Task instructions: Write out the full set of records below exactly.

----------

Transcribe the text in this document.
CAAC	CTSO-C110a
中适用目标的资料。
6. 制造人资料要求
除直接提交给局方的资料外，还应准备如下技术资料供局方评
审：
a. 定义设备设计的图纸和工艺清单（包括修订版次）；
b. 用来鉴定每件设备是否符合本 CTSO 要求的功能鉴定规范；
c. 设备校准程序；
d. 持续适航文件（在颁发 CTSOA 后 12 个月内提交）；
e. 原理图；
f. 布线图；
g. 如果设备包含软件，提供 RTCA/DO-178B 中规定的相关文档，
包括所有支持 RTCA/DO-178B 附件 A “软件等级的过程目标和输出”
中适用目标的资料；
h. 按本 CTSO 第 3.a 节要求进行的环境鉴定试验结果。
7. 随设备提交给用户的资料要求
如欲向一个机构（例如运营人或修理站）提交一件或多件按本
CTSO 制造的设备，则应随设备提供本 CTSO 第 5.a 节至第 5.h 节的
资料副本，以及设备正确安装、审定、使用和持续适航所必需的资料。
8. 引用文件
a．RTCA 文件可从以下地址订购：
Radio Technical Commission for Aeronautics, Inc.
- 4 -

----------

The reply:
Transcribe the text in this document.
CAAC	CTSO-C110a
中适用目标的资料。
6. 制造人资料要求
除直接提交给局方的资料外，还应准备如下技术资料供局方评
审：
a. 定义设备设计的图纸和工艺清单（包括修订版次）；
b. 用来鉴定每件设备是否符合本 CTSO 要求的功能鉴定规范；
c. 设备校准程序；
d. 持续适航文件（在颁发 CTSOA 后 12 个月内提交）；
e. 原理图；
f. 布线图；
g. 如果设备包含软件，提供 RTCA/DO-178B 中规定的相关文档，
包括所有支持 RTCA/DO-178B 附件 A “软件等级的过程目标和输出”
中适用目标的资料；
h. 按本 CTSO 第 3.a 节要求进行的环境鉴定试验结果。
7. 随设备提交给用户的资料要求
如欲向一个机构（例如运营人或修理站）提交一件或多件按本
CTSO 制造的设备，则应随设备提供本 CTSO 第 5.a 节至第 5.h 节的
资料副本，以及设备正确安装、审定、使用和持续适航所必需的资料。
8. 引用文件
a．RTCA 文件可从以下地址订购：
Radio Technical Commission for Aeronautics, Inc.
- 4 -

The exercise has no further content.